(Dataset listings of figures)
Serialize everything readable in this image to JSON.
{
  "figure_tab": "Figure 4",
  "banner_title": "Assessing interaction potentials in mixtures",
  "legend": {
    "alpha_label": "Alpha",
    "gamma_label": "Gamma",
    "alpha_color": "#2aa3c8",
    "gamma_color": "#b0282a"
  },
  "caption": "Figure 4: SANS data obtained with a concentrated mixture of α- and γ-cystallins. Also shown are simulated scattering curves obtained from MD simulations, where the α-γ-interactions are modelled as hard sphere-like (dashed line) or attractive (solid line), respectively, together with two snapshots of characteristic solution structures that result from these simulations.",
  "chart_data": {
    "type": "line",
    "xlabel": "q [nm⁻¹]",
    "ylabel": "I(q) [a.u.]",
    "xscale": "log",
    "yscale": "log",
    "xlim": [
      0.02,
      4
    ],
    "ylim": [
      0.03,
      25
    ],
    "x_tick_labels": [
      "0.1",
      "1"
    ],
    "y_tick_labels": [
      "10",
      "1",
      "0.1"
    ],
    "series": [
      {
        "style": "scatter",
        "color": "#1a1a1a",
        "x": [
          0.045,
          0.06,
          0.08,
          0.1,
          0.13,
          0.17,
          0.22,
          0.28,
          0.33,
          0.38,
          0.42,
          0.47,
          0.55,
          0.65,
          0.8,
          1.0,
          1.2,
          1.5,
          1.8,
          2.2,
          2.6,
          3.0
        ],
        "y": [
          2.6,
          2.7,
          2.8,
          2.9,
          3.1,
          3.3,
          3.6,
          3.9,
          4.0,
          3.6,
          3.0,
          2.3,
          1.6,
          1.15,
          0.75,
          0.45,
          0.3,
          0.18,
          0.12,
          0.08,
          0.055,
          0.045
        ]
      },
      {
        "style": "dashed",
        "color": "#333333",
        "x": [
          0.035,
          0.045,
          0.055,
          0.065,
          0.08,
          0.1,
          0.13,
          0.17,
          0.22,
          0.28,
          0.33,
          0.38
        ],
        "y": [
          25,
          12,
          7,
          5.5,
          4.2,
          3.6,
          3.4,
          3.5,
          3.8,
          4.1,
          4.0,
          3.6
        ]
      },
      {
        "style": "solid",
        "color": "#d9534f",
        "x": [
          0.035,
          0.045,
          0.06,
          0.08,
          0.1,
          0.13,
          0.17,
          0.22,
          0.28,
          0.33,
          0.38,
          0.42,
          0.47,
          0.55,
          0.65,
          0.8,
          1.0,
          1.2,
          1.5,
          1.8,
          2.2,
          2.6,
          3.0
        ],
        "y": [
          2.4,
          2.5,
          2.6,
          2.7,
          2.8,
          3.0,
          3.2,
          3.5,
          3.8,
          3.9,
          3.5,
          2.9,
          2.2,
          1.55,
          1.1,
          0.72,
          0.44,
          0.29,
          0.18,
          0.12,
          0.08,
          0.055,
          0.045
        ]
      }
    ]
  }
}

==

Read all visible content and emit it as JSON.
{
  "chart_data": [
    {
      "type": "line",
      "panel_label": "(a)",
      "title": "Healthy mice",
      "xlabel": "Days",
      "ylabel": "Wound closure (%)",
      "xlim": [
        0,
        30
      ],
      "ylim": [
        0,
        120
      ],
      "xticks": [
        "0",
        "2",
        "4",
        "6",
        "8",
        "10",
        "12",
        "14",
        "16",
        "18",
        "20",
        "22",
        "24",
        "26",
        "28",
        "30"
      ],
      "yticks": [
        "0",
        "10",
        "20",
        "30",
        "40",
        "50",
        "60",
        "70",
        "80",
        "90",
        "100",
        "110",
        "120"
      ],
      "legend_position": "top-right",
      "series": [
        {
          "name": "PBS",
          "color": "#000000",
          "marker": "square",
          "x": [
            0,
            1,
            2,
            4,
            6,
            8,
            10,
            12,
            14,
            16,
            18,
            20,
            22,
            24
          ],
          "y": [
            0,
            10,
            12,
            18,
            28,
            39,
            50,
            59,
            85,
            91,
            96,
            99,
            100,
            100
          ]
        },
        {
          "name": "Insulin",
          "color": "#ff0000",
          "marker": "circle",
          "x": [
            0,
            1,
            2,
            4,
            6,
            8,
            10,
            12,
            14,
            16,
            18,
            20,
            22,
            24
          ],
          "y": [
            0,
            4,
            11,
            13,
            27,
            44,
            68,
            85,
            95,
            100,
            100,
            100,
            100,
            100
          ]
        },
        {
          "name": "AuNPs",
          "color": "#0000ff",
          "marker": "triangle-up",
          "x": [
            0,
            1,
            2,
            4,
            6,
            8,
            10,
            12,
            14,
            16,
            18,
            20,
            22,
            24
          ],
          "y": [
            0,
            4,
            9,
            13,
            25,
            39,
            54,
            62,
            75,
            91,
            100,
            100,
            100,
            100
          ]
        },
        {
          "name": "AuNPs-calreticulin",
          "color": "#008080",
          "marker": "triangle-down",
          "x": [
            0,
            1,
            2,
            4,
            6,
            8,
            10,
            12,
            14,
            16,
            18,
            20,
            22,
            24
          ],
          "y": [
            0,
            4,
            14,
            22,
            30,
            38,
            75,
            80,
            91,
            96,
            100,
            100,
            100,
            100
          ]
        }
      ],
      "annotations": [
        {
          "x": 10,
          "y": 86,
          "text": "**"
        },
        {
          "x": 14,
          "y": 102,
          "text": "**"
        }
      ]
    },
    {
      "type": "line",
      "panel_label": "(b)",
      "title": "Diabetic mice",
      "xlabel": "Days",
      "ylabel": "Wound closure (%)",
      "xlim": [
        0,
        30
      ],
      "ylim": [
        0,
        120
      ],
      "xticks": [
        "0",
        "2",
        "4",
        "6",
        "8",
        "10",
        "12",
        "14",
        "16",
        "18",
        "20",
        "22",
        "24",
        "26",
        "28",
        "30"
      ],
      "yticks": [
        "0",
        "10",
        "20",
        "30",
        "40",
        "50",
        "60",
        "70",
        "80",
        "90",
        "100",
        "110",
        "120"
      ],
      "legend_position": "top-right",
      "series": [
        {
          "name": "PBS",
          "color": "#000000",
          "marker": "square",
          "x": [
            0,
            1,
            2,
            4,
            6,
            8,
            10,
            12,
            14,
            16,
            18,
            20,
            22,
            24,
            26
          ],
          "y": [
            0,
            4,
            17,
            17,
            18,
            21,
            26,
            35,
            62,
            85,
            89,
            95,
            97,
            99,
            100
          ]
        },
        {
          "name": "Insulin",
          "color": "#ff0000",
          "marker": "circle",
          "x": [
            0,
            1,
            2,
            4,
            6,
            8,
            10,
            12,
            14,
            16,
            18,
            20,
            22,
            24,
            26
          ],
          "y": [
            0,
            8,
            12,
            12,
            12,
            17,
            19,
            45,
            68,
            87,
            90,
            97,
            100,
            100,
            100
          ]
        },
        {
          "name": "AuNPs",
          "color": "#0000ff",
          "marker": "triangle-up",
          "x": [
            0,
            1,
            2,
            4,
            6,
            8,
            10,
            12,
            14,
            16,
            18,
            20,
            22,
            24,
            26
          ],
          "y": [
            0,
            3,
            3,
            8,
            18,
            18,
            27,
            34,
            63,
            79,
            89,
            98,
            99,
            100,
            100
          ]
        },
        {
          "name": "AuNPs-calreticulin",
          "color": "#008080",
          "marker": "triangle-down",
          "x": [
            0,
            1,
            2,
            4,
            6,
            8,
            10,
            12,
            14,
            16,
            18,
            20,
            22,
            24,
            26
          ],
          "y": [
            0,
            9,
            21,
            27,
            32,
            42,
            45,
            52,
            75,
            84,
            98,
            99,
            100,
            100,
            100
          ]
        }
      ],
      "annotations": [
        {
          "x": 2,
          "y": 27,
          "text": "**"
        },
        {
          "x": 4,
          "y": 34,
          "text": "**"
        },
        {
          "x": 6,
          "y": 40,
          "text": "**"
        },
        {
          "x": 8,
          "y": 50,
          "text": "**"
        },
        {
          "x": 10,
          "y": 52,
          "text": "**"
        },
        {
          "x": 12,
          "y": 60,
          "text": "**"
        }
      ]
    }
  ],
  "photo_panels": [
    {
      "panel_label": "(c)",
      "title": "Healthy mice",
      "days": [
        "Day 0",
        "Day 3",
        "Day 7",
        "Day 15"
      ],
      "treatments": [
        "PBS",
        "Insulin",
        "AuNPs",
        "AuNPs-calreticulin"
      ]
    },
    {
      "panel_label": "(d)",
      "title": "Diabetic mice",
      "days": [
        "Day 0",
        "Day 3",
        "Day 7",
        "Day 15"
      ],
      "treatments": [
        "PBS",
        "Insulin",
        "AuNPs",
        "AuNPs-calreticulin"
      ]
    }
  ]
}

- [EXERCISE DIRECTIONS]
Your task is to gather every line with the word "JSON" and copy it.

- [THE ANSWER]
Serialize everything readable in this image to JSON.
Read all visible content and emit it as JSON.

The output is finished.